-- Start --
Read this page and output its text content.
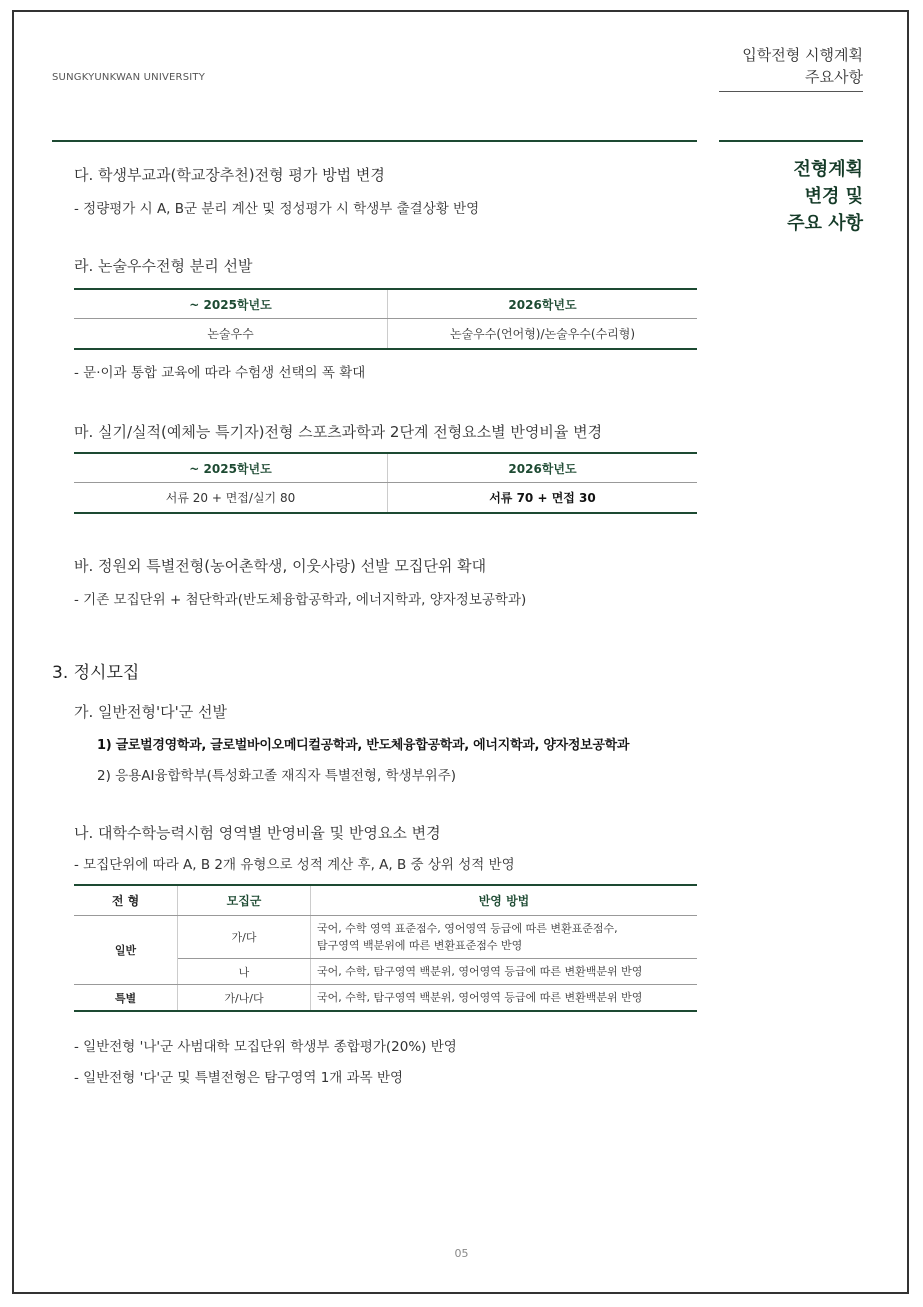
SUNGKYUNKWAN UNIVERSITY
입학전형 시행계획
주요사항
전형계획
변경 및
주요 사항
다. 학생부교과(학교장추천)전형 평가 방법 변경
- 정량평가 시 A, B군 분리 계산 및 정성평가 시 학생부 출결상황 반영
라. 논술우수전형 분리 선발
~ 2025학년도	2026학년도
논술우수	논술우수(언어형)/논술우수(수리형)
- 문·이과 통합 교육에 따라 수험생 선택의 폭 확대
마. 실기/실적(예체능 특기자)전형 스포츠과학과 2단계 전형요소별 반영비율 변경
~ 2025학년도	2026학년도
서류 20 + 면접/실기 80	서류 70 + 면접 30
바. 정원외 특별전형(농어촌학생, 이웃사랑) 선발 모집단위 확대
- 기존 모집단위 + 첨단학과(반도체융합공학과, 에너지학과, 양자정보공학과)
3. 정시모집
가. 일반전형'다'군 선발
1) 글로벌경영학과, 글로벌바이오메디컬공학과, 반도체융합공학과, 에너지학과, 양자정보공학과
2) 응용AI융합학부(특성화고졸 재직자 특별전형, 학생부위주)
나. 대학수학능력시험 영역별 반영비율 및 반영요소 변경
- 모집단위에 따라 A, B 2개 유형으로 성적 계산 후, A, B 중 상위 성적 반영
전 형	모집군	반영 방법
일반	가/다	국어, 수학 영역 표준점수, 영어영역 등급에 따른 변환표준점수,
탐구영역 백분위에 따른 변환표준점수 반영

	나	국어, 수학, 탐구영역 백분위, 영어영역 등급에 따른 변환백분위 반영
특별	가/나/다	국어, 수학, 탐구영역 백분위, 영어영역 등급에 따른 변환백분위 반영
- 일반전형 '나'군 사범대학 모집단위 학생부 종합평가(20%) 반영
- 일반전형 '다'군 및 특별전형은 탐구영역 1개 과목 반영
05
-- End --
WHAT IS BEING ASKED -> Give back only a number, the number of lines where the string "에너지학과" occurs.

SOLUTION TO THE EXERCISE -> 2